**Instructions to follow**: All the records that follow need to be reproduced exactly. Omit the images.

Data records:
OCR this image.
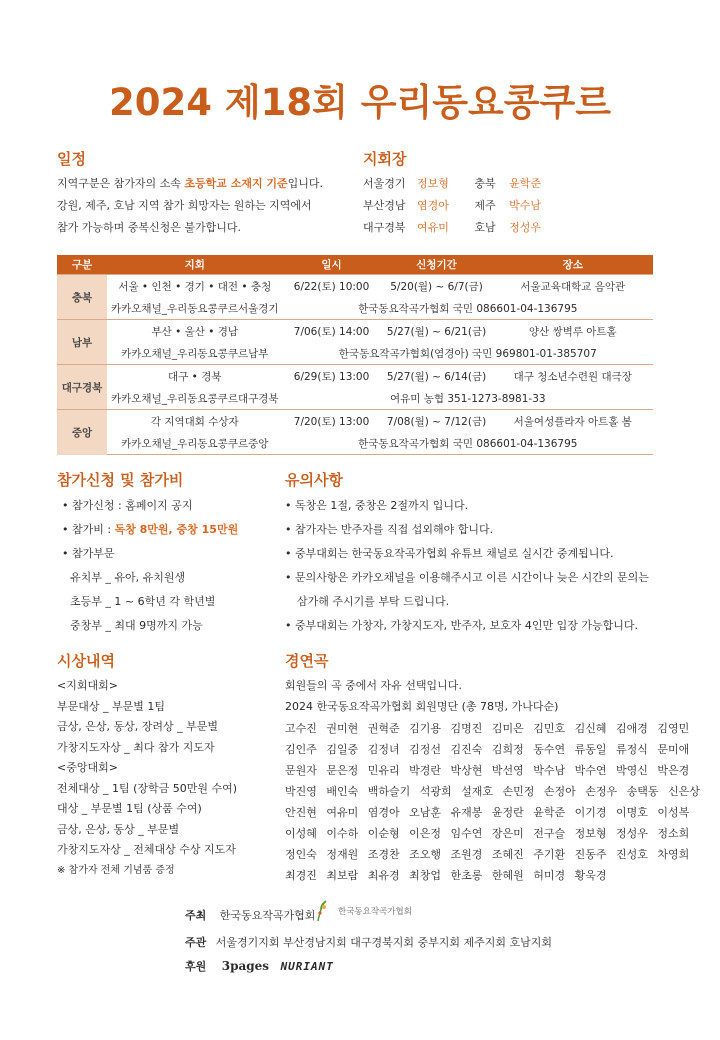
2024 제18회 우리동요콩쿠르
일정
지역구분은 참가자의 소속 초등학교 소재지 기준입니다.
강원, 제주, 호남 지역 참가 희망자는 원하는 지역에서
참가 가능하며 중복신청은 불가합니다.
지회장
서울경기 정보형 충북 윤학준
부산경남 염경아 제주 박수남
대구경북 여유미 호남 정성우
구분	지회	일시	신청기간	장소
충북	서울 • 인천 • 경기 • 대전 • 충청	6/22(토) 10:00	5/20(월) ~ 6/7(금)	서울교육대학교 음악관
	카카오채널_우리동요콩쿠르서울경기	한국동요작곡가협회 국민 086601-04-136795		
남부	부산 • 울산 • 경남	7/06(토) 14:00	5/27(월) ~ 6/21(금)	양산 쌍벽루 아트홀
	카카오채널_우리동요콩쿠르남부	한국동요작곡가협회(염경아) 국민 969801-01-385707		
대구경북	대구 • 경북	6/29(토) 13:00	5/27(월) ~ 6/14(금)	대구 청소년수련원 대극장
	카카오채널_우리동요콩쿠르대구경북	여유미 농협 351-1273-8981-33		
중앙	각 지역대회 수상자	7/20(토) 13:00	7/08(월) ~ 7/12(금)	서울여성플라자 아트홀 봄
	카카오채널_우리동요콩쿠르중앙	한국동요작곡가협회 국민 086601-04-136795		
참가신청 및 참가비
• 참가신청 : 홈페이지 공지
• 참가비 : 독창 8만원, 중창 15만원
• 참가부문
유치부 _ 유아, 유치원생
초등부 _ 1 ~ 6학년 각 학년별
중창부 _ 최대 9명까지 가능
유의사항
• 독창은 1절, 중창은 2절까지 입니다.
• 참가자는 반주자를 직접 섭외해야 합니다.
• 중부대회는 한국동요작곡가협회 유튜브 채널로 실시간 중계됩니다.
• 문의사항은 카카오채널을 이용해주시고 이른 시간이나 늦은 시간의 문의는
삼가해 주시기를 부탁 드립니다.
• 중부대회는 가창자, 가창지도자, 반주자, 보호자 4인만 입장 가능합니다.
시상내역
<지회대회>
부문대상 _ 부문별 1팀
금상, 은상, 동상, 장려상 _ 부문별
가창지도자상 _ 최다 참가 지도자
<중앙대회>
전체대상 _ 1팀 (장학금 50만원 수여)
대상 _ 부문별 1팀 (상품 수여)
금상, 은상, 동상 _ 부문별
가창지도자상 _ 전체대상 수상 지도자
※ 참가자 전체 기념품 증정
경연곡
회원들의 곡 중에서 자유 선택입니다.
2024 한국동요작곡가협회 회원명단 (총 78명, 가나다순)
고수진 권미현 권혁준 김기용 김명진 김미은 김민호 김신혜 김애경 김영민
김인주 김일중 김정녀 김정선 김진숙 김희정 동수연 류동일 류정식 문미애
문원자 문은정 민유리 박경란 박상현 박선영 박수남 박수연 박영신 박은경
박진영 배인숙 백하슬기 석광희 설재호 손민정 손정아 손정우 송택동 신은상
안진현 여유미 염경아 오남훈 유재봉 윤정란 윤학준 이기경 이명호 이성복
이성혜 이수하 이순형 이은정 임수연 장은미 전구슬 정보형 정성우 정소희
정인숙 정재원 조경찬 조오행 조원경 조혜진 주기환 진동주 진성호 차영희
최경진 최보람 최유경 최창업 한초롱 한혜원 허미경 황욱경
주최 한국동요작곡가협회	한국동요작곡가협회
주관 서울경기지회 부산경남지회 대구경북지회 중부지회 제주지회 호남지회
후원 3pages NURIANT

**Response to the exercise**:
OCR this image.
2024 제18회 우리동요콩쿠르
일정
지역구분은 참가자의 소속 초등학교 소재지 기준입니다.
강원, 제주, 호남 지역 참가 희망자는 원하는 지역에서
참가 가능하며 중복신청은 불가합니다.
지회장
서울경기 정보형 충북 윤학준
부산경남 염경아 제주 박수남
대구경북 여유미 호남 정성우
구분	지회	일시	신청기간	장소
충북	서울 • 인천 • 경기 • 대전 • 충청	6/22(토) 10:00	5/20(월) ~ 6/7(금)	서울교육대학교 음악관
	카카오채널_우리동요콩쿠르서울경기	한국동요작곡가협회 국민 086601-04-136795		
남부	부산 • 울산 • 경남	7/06(토) 14:00	5/27(월) ~ 6/21(금)	양산 쌍벽루 아트홀
	카카오채널_우리동요콩쿠르남부	한국동요작곡가협회(염경아) 국민 969801-01-385707		
대구경북	대구 • 경북	6/29(토) 13:00	5/27(월) ~ 6/14(금)	대구 청소년수련원 대극장
	카카오채널_우리동요콩쿠르대구경북	여유미 농협 351-1273-8981-33		
중앙	각 지역대회 수상자	7/20(토) 13:00	7/08(월) ~ 7/12(금)	서울여성플라자 아트홀 봄
	카카오채널_우리동요콩쿠르중앙	한국동요작곡가협회 국민 086601-04-136795		
참가신청 및 참가비
• 참가신청 : 홈페이지 공지
• 참가비 : 독창 8만원, 중창 15만원
• 참가부문
유치부 _ 유아, 유치원생
초등부 _ 1 ~ 6학년 각 학년별
중창부 _ 최대 9명까지 가능
유의사항
• 독창은 1절, 중창은 2절까지 입니다.
• 참가자는 반주자를 직접 섭외해야 합니다.
• 중부대회는 한국동요작곡가협회 유튜브 채널로 실시간 중계됩니다.
• 문의사항은 카카오채널을 이용해주시고 이른 시간이나 늦은 시간의 문의는
삼가해 주시기를 부탁 드립니다.
• 중부대회는 가창자, 가창지도자, 반주자, 보호자 4인만 입장 가능합니다.
시상내역
<지회대회>
부문대상 _ 부문별 1팀
금상, 은상, 동상, 장려상 _ 부문별
가창지도자상 _ 최다 참가 지도자
<중앙대회>
전체대상 _ 1팀 (장학금 50만원 수여)
대상 _ 부문별 1팀 (상품 수여)
금상, 은상, 동상 _ 부문별
가창지도자상 _ 전체대상 수상 지도자
※ 참가자 전체 기념품 증정
경연곡
회원들의 곡 중에서 자유 선택입니다.
2024 한국동요작곡가협회 회원명단 (총 78명, 가나다순)
고수진 권미현 권혁준 김기용 김명진 김미은 김민호 김신혜 김애경 김영민
김인주 김일중 김정녀 김정선 김진숙 김희정 동수연 류동일 류정식 문미애
문원자 문은정 민유리 박경란 박상현 박선영 박수남 박수연 박영신 박은경
박진영 배인숙 백하슬기 석광희 설재호 손민정 손정아 손정우 송택동 신은상
안진현 여유미 염경아 오남훈 유재봉 윤정란 윤학준 이기경 이명호 이성복
이성혜 이수하 이순형 이은정 임수연 장은미 전구슬 정보형 정성우 정소희
정인숙 정재원 조경찬 조오행 조원경 조혜진 주기환 진동주 진성호 차영희
최경진 최보람 최유경 최창업 한초롱 한혜원 허미경 황욱경
주최 한국동요작곡가협회	한국동요작곡가협회
주관 서울경기지회 부산경남지회 대구경북지회 중부지회 제주지회 호남지회
후원 3pages NURIANT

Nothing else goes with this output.